▸ Task directions
The records that follow need to be output exactly as they are.

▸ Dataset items
============================================================

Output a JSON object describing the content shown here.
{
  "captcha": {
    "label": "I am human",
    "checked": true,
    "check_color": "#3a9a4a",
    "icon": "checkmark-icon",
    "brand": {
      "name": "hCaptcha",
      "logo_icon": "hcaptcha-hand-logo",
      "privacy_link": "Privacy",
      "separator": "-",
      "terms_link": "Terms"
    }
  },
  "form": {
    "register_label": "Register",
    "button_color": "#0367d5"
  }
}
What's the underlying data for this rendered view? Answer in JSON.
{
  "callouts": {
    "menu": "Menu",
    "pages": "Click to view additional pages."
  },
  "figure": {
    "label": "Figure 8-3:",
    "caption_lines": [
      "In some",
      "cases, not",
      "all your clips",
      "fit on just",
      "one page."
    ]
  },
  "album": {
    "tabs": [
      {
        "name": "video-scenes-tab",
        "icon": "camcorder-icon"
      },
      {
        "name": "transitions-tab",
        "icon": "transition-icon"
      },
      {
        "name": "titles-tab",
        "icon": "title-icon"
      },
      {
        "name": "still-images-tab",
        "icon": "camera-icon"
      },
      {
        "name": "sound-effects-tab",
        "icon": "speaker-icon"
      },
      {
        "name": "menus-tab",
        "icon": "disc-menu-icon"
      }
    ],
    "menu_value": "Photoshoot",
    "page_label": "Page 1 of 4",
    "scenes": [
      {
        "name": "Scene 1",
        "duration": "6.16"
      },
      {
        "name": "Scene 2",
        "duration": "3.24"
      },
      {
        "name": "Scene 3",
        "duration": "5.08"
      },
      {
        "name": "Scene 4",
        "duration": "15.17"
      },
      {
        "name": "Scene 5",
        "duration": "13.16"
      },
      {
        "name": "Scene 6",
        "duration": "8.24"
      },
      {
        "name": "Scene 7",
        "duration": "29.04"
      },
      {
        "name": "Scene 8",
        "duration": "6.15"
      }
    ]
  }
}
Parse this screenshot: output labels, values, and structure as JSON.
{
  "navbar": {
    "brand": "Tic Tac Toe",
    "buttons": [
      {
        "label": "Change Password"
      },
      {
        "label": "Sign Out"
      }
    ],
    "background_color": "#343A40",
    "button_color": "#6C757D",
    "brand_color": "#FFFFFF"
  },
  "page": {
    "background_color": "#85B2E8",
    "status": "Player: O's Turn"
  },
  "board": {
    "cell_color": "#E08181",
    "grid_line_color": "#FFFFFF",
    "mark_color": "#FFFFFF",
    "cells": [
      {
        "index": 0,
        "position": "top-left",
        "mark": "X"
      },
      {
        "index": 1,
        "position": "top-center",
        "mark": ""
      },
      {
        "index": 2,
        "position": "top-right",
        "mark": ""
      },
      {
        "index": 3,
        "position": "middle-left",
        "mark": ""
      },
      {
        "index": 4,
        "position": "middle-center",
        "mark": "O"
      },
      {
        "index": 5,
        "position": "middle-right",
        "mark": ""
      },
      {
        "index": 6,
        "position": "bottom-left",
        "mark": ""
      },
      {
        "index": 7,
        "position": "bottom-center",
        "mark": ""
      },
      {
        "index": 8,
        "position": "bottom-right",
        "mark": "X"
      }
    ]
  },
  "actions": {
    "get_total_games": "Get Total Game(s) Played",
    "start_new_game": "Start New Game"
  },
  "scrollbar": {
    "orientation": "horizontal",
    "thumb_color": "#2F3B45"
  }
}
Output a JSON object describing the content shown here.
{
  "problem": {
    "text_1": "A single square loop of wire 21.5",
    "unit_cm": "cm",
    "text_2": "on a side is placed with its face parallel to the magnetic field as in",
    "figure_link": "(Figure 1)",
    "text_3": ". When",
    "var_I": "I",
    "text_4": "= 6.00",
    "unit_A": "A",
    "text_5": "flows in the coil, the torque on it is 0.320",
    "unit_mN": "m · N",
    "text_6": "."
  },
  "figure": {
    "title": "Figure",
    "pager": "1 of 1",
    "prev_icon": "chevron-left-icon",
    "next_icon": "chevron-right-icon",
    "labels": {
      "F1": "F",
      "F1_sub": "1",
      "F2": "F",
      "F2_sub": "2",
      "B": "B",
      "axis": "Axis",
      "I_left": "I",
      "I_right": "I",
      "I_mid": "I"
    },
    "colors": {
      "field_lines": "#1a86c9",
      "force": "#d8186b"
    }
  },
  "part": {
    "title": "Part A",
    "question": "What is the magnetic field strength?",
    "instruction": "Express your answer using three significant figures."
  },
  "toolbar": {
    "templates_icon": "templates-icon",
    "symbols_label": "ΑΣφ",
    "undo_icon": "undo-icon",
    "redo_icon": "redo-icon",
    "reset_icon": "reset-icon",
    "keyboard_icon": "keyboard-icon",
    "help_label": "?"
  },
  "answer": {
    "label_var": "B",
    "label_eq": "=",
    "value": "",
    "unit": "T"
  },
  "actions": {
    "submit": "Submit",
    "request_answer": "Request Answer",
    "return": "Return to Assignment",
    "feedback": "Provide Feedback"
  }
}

============================================================

▸ Exercise response
Output a JSON object describing the content shown here.
{
  "captcha": {
    "label": "I am human",
    "checked": true,
    "check_color": "#3a9a4a",
    "icon": "checkmark-icon",
    "brand": {
      "name": "hCaptcha",
      "logo_icon": "hcaptcha-hand-logo",
      "privacy_link": "Privacy",
      "separator": "-",
      "terms_link": "Terms"
    }
  },
  "form": {
    "register_label": "Register",
    "button_color": "#0367d5"
  }
}
What's the underlying data for this rendered view? Answer in JSON.
{
  "callouts": {
    "menu": "Menu",
    "pages": "Click to view additional pages."
  },
  "figure": {
    "label": "Figure 8-3:",
    "caption_lines": [
      "In some",
      "cases, not",
      "all your clips",
      "fit on just",
      "one page."
    ]
  },
  "album": {
    "tabs": [
      {
        "name": "video-scenes-tab",
        "icon": "camcorder-icon"
      },
      {
        "name": "transitions-tab",
        "icon": "transition-icon"
      },
      {
        "name": "titles-tab",
        "icon": "title-icon"
      },
      {
        "name": "still-images-tab",
        "icon": "camera-icon"
      },
      {
        "name": "sound-effects-tab",
        "icon": "speaker-icon"
      },
      {
        "name": "menus-tab",
        "icon": "disc-menu-icon"
      }
    ],
    "menu_value": "Photoshoot",
    "page_label": "Page 1 of 4",
    "scenes": [
      {
        "name": "Scene 1",
        "duration": "6.16"
      },
      {
        "name": "Scene 2",
        "duration": "3.24"
      },
      {
        "name": "Scene 3",
        "duration": "5.08"
      },
      {
        "name": "Scene 4",
        "duration": "15.17"
      },
      {
        "name": "Scene 5",
        "duration": "13.16"
      },
      {
        "name": "Scene 6",
        "duration": "8.24"
      },
      {
        "name": "Scene 7",
        "duration": "29.04"
      },
      {
        "name": "Scene 8",
        "duration": "6.15"
      }
    ]
  }
}
Parse this screenshot: output labels, values, and structure as JSON.
{
  "navbar": {
    "brand": "Tic Tac Toe",
    "buttons": [
      {
        "label": "Change Password"
      },
      {
        "label": "Sign Out"
      }
    ],
    "background_color": "#343A40",
    "button_color": "#6C757D",
    "brand_color": "#FFFFFF"
  },
  "page": {
    "background_color": "#85B2E8",
    "status": "Player: O's Turn"
  },
  "board": {
    "cell_color": "#E08181",
    "grid_line_color": "#FFFFFF",
    "mark_color": "#FFFFFF",
    "cells": [
      {
        "index": 0,
        "position": "top-left",
        "mark": "X"
      },
      {
        "index": 1,
        "position": "top-center",
        "mark": ""
      },
      {
        "index": 2,
        "position": "top-right",
        "mark": ""
      },
      {
        "index": 3,
        "position": "middle-left",
        "mark": ""
      },
      {
        "index": 4,
        "position": "middle-center",
        "mark": "O"
      },
      {
        "index": 5,
        "position": "middle-right",
        "mark": ""
      },
      {
        "index": 6,
        "position": "bottom-left",
        "mark": ""
      },
      {
        "index": 7,
        "position": "bottom-center",
        "mark": ""
      },
      {
        "index": 8,
        "position": "bottom-right",
        "mark": "X"
      }
    ]
  },
  "actions": {
    "get_total_games": "Get Total Game(s) Played",
    "start_new_game": "Start New Game"
  },
  "scrollbar": {
    "orientation": "horizontal",
    "thumb_color": "#2F3B45"
  }
}
Output a JSON object describing the content shown here.
{
  "problem": {
    "text_1": "A single square loop of wire 21.5",
    "unit_cm": "cm",
    "text_2": "on a side is placed with its face parallel to the magnetic field as in",
    "figure_link": "(Figure 1)",
    "text_3": ". When",
    "var_I": "I",
    "text_4": "= 6.00",
    "unit_A": "A",
    "text_5": "flows in the coil, the torque on it is 0.320",
    "unit_mN": "m · N",
    "text_6": "."
  },
  "figure": {
    "title": "Figure",
    "pager": "1 of 1",
    "prev_icon": "chevron-left-icon",
    "next_icon": "chevron-right-icon",
    "labels": {
      "F1": "F",
      "F1_sub": "1",
      "F2": "F",
      "F2_sub": "2",
      "B": "B",
      "axis": "Axis",
      "I_left": "I",
      "I_right": "I",
      "I_mid": "I"
    },
    "colors": {
      "field_lines": "#1a86c9",
      "force": "#d8186b"
    }
  },
  "part": {
    "title": "Part A",
    "question": "What is the magnetic field strength?",
    "instruction": "Express your answer using three significant figures."
  },
  "toolbar": {
    "templates_icon": "templates-icon",
    "symbols_label": "ΑΣφ",
    "undo_icon": "undo-icon",
    "redo_icon": "redo-icon",
    "reset_icon": "reset-icon",
    "keyboard_icon": "keyboard-icon",
    "help_label": "?"
  },
  "answer": {
    "label_var": "B",
    "label_eq": "=",
    "value": "",
    "unit": "T"
  },
  "actions": {
    "submit": "Submit",
    "request_answer": "Request Answer",
    "return": "Return to Assignment",
    "feedback": "Provide Feedback"
  }
}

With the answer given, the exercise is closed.